======== Task inputs ========
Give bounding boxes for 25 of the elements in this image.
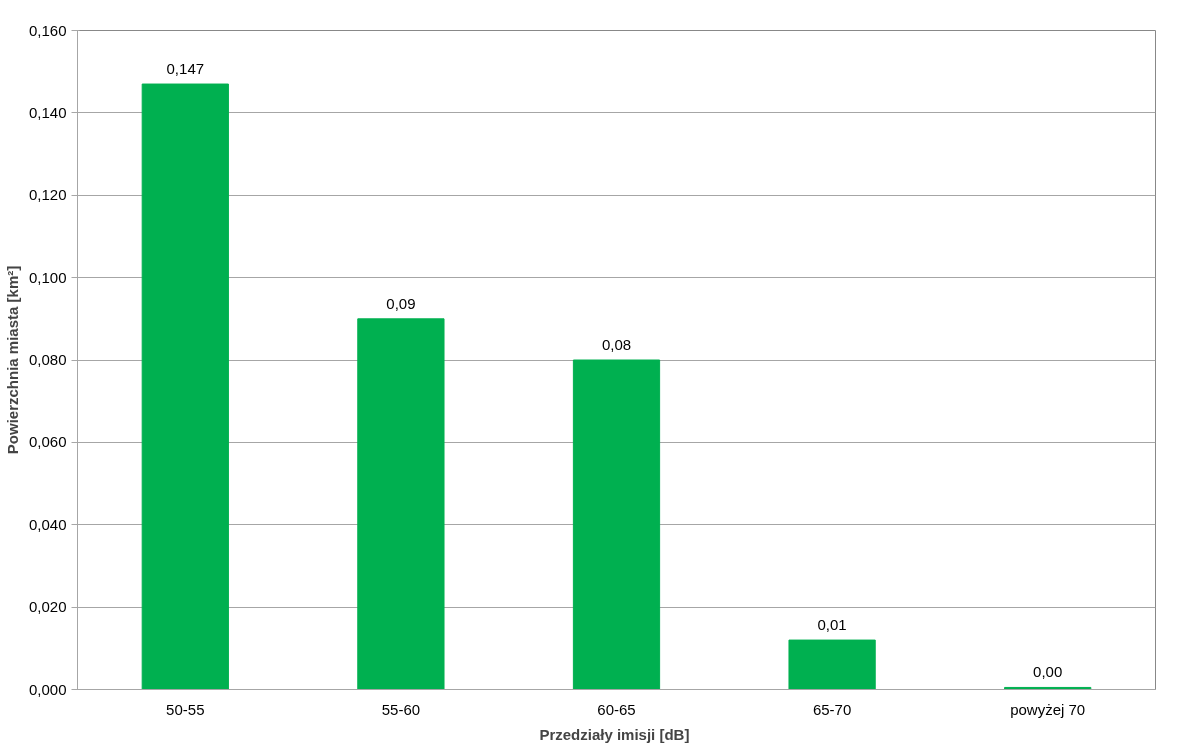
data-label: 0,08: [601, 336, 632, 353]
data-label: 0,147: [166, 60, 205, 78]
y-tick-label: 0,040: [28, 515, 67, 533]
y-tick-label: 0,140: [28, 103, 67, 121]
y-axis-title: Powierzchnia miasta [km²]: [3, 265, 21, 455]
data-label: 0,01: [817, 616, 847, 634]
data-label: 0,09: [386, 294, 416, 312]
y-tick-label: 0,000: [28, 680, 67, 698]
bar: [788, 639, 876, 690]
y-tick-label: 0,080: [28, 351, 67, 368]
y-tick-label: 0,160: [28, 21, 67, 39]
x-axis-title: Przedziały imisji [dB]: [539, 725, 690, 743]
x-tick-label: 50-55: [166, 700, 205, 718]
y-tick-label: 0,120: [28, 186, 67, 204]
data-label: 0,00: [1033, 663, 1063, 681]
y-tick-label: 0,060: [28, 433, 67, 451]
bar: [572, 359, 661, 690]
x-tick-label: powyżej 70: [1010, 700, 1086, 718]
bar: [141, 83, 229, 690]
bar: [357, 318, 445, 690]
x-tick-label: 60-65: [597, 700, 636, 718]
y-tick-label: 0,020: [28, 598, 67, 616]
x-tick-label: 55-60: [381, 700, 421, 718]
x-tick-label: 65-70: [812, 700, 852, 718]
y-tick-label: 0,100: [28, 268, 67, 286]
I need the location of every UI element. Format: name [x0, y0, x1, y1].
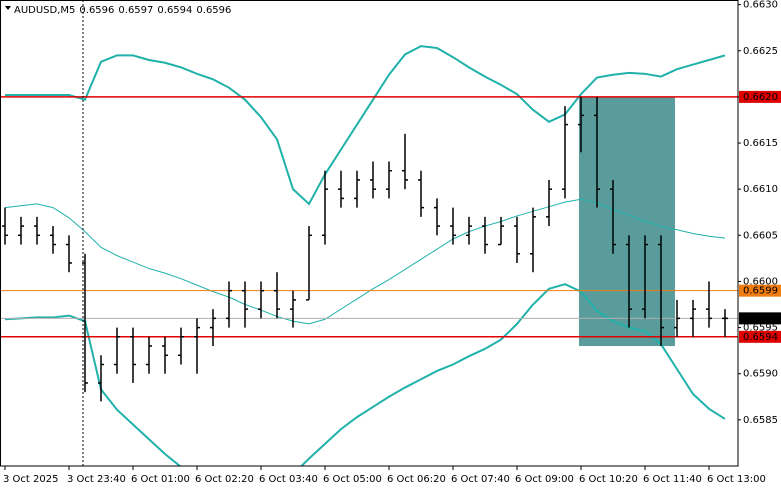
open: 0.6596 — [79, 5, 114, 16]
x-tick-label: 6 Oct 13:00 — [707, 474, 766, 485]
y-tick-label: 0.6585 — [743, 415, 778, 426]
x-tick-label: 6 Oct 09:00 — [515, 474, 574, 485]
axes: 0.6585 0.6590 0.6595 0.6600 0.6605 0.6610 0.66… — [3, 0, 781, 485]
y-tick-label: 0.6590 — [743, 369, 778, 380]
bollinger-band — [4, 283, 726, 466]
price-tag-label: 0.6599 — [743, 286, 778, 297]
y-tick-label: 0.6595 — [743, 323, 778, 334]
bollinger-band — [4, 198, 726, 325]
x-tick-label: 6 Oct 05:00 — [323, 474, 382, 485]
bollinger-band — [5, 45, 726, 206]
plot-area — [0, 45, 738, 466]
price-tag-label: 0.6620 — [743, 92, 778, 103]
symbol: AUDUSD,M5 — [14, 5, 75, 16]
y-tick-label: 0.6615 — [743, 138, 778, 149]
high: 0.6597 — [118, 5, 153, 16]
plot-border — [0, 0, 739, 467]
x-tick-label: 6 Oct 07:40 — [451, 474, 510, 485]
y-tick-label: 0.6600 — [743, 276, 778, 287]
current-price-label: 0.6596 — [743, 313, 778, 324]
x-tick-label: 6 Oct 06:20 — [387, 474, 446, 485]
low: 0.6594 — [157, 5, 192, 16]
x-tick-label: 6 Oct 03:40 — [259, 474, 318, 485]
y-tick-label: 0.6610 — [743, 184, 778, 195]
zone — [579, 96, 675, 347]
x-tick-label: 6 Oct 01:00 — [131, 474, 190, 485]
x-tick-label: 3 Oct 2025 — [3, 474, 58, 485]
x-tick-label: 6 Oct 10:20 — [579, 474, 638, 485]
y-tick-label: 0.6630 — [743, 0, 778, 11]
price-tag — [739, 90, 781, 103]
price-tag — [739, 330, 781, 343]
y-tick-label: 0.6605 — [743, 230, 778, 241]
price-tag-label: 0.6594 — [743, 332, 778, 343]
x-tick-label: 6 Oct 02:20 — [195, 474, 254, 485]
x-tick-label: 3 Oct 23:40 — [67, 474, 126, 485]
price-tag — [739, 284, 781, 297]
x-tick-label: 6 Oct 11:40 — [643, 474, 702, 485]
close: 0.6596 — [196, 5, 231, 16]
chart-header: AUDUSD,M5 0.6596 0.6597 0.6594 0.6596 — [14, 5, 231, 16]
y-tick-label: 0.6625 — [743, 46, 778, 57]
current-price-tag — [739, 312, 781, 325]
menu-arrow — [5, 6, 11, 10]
========
> _Written problem_
Turn all of the data above into a numbered list with one line per entry. Skip any blank lines and leave out the pictures.

> _Completed task_
1. Give bounding boxes for 25 of the elements in this image.
2. data-label: 0,08: [601, 336, 632, 353]
3. data-label: 0,147: [166, 60, 205, 78]
4. y-tick-label: 0,040: [28, 515, 67, 533]
5. y-tick-label: 0,140: [28, 103, 67, 121]
6. y-axis-title: Powierzchnia miasta [km²]: [3, 265, 21, 455]
7. data-label: 0,01: [817, 616, 847, 634]
8. data-label: 0,09: [386, 294, 416, 312]
9. y-tick-label: 0,000: [28, 680, 67, 698]
10. bar: [788, 639, 876, 690]
11. y-tick-label: 0,080: [28, 351, 67, 368]
12. y-tick-label: 0,160: [28, 21, 67, 39]
13. x-axis-title: Przedziały imisji [dB]: [539, 725, 690, 743]
14. x-tick-label: 50-55: [166, 700, 205, 718]
15. y-tick-label: 0,120: [28, 186, 67, 204]
16. data-label: 0,00: [1033, 663, 1063, 681]
17. y-tick-label: 0,060: [28, 433, 67, 451]
18. bar: [572, 359, 661, 690]
19. x-tick-label: powyżej 70: [1010, 700, 1086, 718]
20. bar: [141, 83, 229, 690]
21. bar: [357, 318, 445, 690]
22. x-tick-label: 60-65: [597, 700, 636, 718]
23. y-tick-label: 0,020: [28, 598, 67, 616]
24. x-tick-label: 55-60: [381, 700, 421, 718]
25. x-tick-label: 65-70: [812, 700, 852, 718]
26. y-tick-label: 0,100: [28, 268, 67, 286]
27. I need the location of every UI element. Format: name [x0, y0, x1, y1].
28. open: 0.6596 — [79, 5, 114, 16]
29. x-tick-label: 6 Oct 13:00 — [707, 474, 766, 485]
30. y-tick-label: 0.6585 — [743, 415, 778, 426]
31. x-tick-label: 6 Oct 09:00 — [515, 474, 574, 485]
32. axes: 0.6585 0.6590 0.6595 0.6600 0.6605 0.6610 0.66… — [3, 0, 781, 485]
33. y-tick-label: 0.6590 — [743, 369, 778, 380]
34. bollinger-band — [4, 283, 726, 466]
35. price-tag-label: 0.6599 — [743, 286, 778, 297]
36. y-tick-label: 0.6595 — [743, 323, 778, 334]
37. bollinger-band — [4, 198, 726, 325]
38. x-tick-label: 6 Oct 05:00 — [323, 474, 382, 485]
39. bollinger-band — [5, 45, 726, 206]
40. plot-area — [0, 45, 738, 466]
41. price-tag-label: 0.6620 — [743, 92, 778, 103]
42. symbol: AUDUSD,M5 — [14, 5, 75, 16]
43. y-tick-label: 0.6615 — [743, 138, 778, 149]
44. high: 0.6597 — [118, 5, 153, 16]
45. plot-border — [0, 0, 739, 467]
46. x-tick-label: 6 Oct 07:40 — [451, 474, 510, 485]
47. y-tick-label: 0.6600 — [743, 276, 778, 287]
48. current-price-label: 0.6596 — [743, 313, 778, 324]
49. x-tick-label: 6 Oct 06:20 — [387, 474, 446, 485]
50. low: 0.6594 — [157, 5, 192, 16]
51. x-tick-label: 6 Oct 03:40 — [259, 474, 318, 485]
52. y-tick-label: 0.6610 — [743, 184, 778, 195]
53. zone — [579, 96, 675, 347]
54. x-tick-label: 6 Oct 01:00 — [131, 474, 190, 485]
55. x-tick-label: 3 Oct 2025 — [3, 474, 58, 485]
56. x-tick-label: 6 Oct 10:20 — [579, 474, 638, 485]
57. y-tick-label: 0.6630 — [743, 0, 778, 11]
58. price-tag — [739, 90, 781, 103]
59. price-tag — [739, 330, 781, 343]
60. y-tick-label: 0.6605 — [743, 230, 778, 241]
61. price-tag-label: 0.6594 — [743, 332, 778, 343]
62. x-tick-label: 6 Oct 02:20 — [195, 474, 254, 485]
63. x-tick-label: 3 Oct 23:40 — [67, 474, 126, 485]
64. price-tag — [739, 284, 781, 297]
65. x-tick-label: 6 Oct 11:40 — [643, 474, 702, 485]
66. close: 0.6596 — [196, 5, 231, 16]
67. chart-header: AUDUSD,M5 0.6596 0.6597 0.6594 0.6596 — [14, 5, 231, 16]
68. y-tick-label: 0.6625 — [743, 46, 778, 57]
69. current-price-tag — [739, 312, 781, 325]
70. menu-arrow — [5, 6, 11, 10]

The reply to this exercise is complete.